-- TO DO --
Count each line in which the word "this" appears. Reply with the total and nothing more.

-- SOURCE MATERIAL --

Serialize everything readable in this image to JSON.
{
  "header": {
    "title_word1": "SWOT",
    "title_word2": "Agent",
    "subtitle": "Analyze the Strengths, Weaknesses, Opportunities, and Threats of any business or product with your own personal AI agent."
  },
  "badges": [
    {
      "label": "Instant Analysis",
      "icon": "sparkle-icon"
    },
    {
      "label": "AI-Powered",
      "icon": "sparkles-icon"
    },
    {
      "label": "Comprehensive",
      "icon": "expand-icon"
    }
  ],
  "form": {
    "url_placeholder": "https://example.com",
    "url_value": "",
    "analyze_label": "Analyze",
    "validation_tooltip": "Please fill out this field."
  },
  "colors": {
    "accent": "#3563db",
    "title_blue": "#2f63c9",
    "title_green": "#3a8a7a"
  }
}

-- EXERCISE SOLUTION --
2